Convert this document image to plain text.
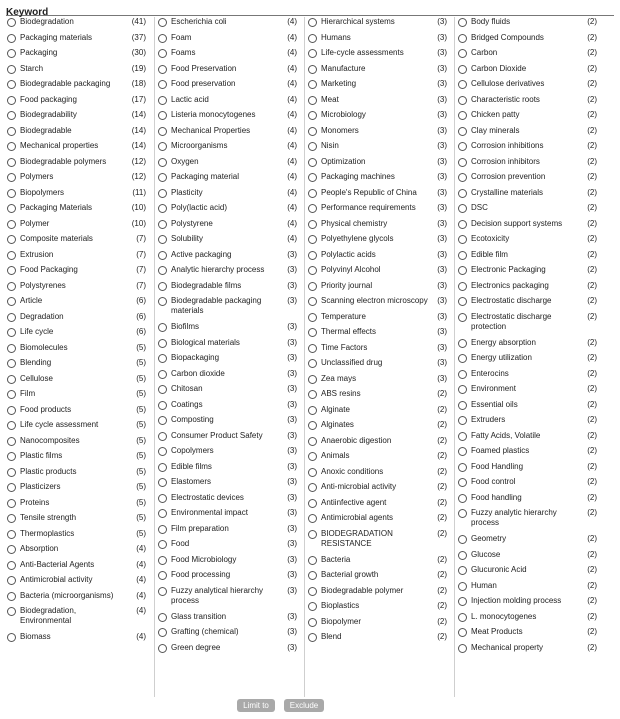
Keyword
Biodegradation	(41)
Packaging materials	(37)
Packaging	(30)
Starch	(19)
Biodegradable packaging	(18)
Food packaging	(17)
Biodegradability	(14)
Biodegradable	(14)
Mechanical properties	(14)
Biodegradable polymers	(12)
Polymers	(12)
Biopolymers	(11)
Packaging Materials	(10)
Polymer	(10)
Composite materials	(7)
Extrusion	(7)
Food Packaging	(7)
Polystyrenes	(7)
Article	(6)
Degradation	(6)
Life cycle	(6)
Biomolecules	(5)
Blending	(5)
Cellulose	(5)
Film	(5)
Food products	(5)
Life cycle assessment	(5)
Nanocomposites	(5)
Plastic films	(5)
Plastic products	(5)
Plasticizers	(5)
Proteins	(5)
Tensile strength	(5)
Thermoplastics	(5)
Absorption	(4)
Anti-Bacterial Agents	(4)
Antimicrobial activity	(4)
Bacteria (microorganisms)	(4)
Biodegradation, Environmental
(4)
Biomass	(4)
Escherichia coli	(4)
Foam	(4)
Foams	(4)
Food Preservation	(4)
Food preservation	(4)
Lactic acid	(4)
Listeria monocytogenes	(4)
Mechanical Properties	(4)
Microorganisms	(4)
Oxygen	(4)
Packaging material	(4)
Plasticity	(4)
Poly(lactic acid)	(4)
Polystyrene	(4)
Solubility	(4)
Active packaging	(3)
Analytic hierarchy process	(3)
Biodegradable films	(3)
Biodegradable packaging materials
(3)
Biofilms	(3)
Biological materials	(3)
Biopackaging	(3)
Carbon dioxide	(3)
Chitosan	(3)
Coatings	(3)
Composting	(3)
Consumer Product Safety	(3)
Copolymers	(3)
Edible films	(3)
Elastomers	(3)
Electrostatic devices	(3)
Environmental impact	(3)
Film preparation	(3)
Food	(3)
Food Microbiology	(3)
Food processing	(3)
Fuzzy analytical hierarchy process
(3)
Glass transition	(3)
Grafting (chemical)	(3)
Green degree	(3)
Hierarchical systems	(3)
Humans	(3)
Life-cycle assessments	(3)
Manufacture	(3)
Marketing	(3)
Meat	(3)
Microbiology	(3)
Monomers	(3)
Nisin	(3)
Optimization	(3)
Packaging machines	(3)
People's Republic of China	(3)
Performance requirements	(3)
Physical chemistry	(3)
Polyethylene glycols	(3)
Polylactic acids	(3)
Polyvinyl Alcohol	(3)
Priority journal	(3)
Scanning electron microscopy	(3)
Temperature	(3)
Thermal effects	(3)
Time Factors	(3)
Unclassified drug	(3)
Zea mays	(3)
ABS resins	(2)
Alginate	(2)
Alginates	(2)
Anaerobic digestion	(2)
Animals	(2)
Anoxic conditions	(2)
Anti-microbial activity	(2)
Antiinfective agent	(2)
Antimicrobial agents	(2)
BIODEGRADATION RESISTANCE
(2)
Bacteria	(2)
Bacterial growth	(2)
Biodegradable polymer	(2)
Bioplastics	(2)
Biopolymer	(2)
Blend	(2)
Body fluids	(2)
Bridged Compounds	(2)
Carbon	(2)
Carbon Dioxide	(2)
Cellulose derivatives	(2)
Characteristic roots	(2)
Chicken patty	(2)
Clay minerals	(2)
Corrosion inhibitions	(2)
Corrosion inhibitors	(2)
Corrosion prevention	(2)
Crystalline materials	(2)
DSC	(2)
Decision support systems	(2)
Ecotoxicity	(2)
Edible film	(2)
Electronic Packaging	(2)
Electronics packaging	(2)
Electrostatic discharge	(2)
Electrostatic discharge protection
(2)
Energy absorption	(2)
Energy utilization	(2)
Enterocins	(2)
Environment	(2)
Essential oils	(2)
Extruders	(2)
Fatty Acids, Volatile	(2)
Foamed plastics	(2)
Food Handling	(2)
Food control	(2)
Food handling	(2)
Fuzzy analytic hierarchy process
(2)
Geometry	(2)
Glucose	(2)
Glucuronic Acid	(2)
Human	(2)
Injection molding process	(2)
L. monocytogenes	(2)
Meat Products	(2)
Mechanical property	(2)
Limit to	Exclude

- - -

Go through the listing above and write it all out exactly, leaving out any picture.

- Written response
Convert this document image to plain text.
Keyword
Biodegradation	(41)
Packaging materials	(37)
Packaging	(30)
Starch	(19)
Biodegradable packaging	(18)
Food packaging	(17)
Biodegradability	(14)
Biodegradable	(14)
Mechanical properties	(14)
Biodegradable polymers	(12)
Polymers	(12)
Biopolymers	(11)
Packaging Materials	(10)
Polymer	(10)
Composite materials	(7)
Extrusion	(7)
Food Packaging	(7)
Polystyrenes	(7)
Article	(6)
Degradation	(6)
Life cycle	(6)
Biomolecules	(5)
Blending	(5)
Cellulose	(5)
Film	(5)
Food products	(5)
Life cycle assessment	(5)
Nanocomposites	(5)
Plastic films	(5)
Plastic products	(5)
Plasticizers	(5)
Proteins	(5)
Tensile strength	(5)
Thermoplastics	(5)
Absorption	(4)
Anti-Bacterial Agents	(4)
Antimicrobial activity	(4)
Bacteria (microorganisms)	(4)
Biodegradation, Environmental
(4)
Biomass	(4)
Escherichia coli	(4)
Foam	(4)
Foams	(4)
Food Preservation	(4)
Food preservation	(4)
Lactic acid	(4)
Listeria monocytogenes	(4)
Mechanical Properties	(4)
Microorganisms	(4)
Oxygen	(4)
Packaging material	(4)
Plasticity	(4)
Poly(lactic acid)	(4)
Polystyrene	(4)
Solubility	(4)
Active packaging	(3)
Analytic hierarchy process	(3)
Biodegradable films	(3)
Biodegradable packaging materials
(3)
Biofilms	(3)
Biological materials	(3)
Biopackaging	(3)
Carbon dioxide	(3)
Chitosan	(3)
Coatings	(3)
Composting	(3)
Consumer Product Safety	(3)
Copolymers	(3)
Edible films	(3)
Elastomers	(3)
Electrostatic devices	(3)
Environmental impact	(3)
Film preparation	(3)
Food	(3)
Food Microbiology	(3)
Food processing	(3)
Fuzzy analytical hierarchy process
(3)
Glass transition	(3)
Grafting (chemical)	(3)
Green degree	(3)
Hierarchical systems	(3)
Humans	(3)
Life-cycle assessments	(3)
Manufacture	(3)
Marketing	(3)
Meat	(3)
Microbiology	(3)
Monomers	(3)
Nisin	(3)
Optimization	(3)
Packaging machines	(3)
People's Republic of China	(3)
Performance requirements	(3)
Physical chemistry	(3)
Polyethylene glycols	(3)
Polylactic acids	(3)
Polyvinyl Alcohol	(3)
Priority journal	(3)
Scanning electron microscopy	(3)
Temperature	(3)
Thermal effects	(3)
Time Factors	(3)
Unclassified drug	(3)
Zea mays	(3)
ABS resins	(2)
Alginate	(2)
Alginates	(2)
Anaerobic digestion	(2)
Animals	(2)
Anoxic conditions	(2)
Anti-microbial activity	(2)
Antiinfective agent	(2)
Antimicrobial agents	(2)
BIODEGRADATION RESISTANCE
(2)
Bacteria	(2)
Bacterial growth	(2)
Biodegradable polymer	(2)
Bioplastics	(2)
Biopolymer	(2)
Blend	(2)
Body fluids	(2)
Bridged Compounds	(2)
Carbon	(2)
Carbon Dioxide	(2)
Cellulose derivatives	(2)
Characteristic roots	(2)
Chicken patty	(2)
Clay minerals	(2)
Corrosion inhibitions	(2)
Corrosion inhibitors	(2)
Corrosion prevention	(2)
Crystalline materials	(2)
DSC	(2)
Decision support systems	(2)
Ecotoxicity	(2)
Edible film	(2)
Electronic Packaging	(2)
Electronics packaging	(2)
Electrostatic discharge	(2)
Electrostatic discharge protection
(2)
Energy absorption	(2)
Energy utilization	(2)
Enterocins	(2)
Environment	(2)
Essential oils	(2)
Extruders	(2)
Fatty Acids, Volatile	(2)
Foamed plastics	(2)
Food Handling	(2)
Food control	(2)
Food handling	(2)
Fuzzy analytic hierarchy process
(2)
Geometry	(2)
Glucose	(2)
Glucuronic Acid	(2)
Human	(2)
Injection molding process	(2)
L. monocytogenes	(2)
Meat Products	(2)
Mechanical property	(2)
Limit to	Exclude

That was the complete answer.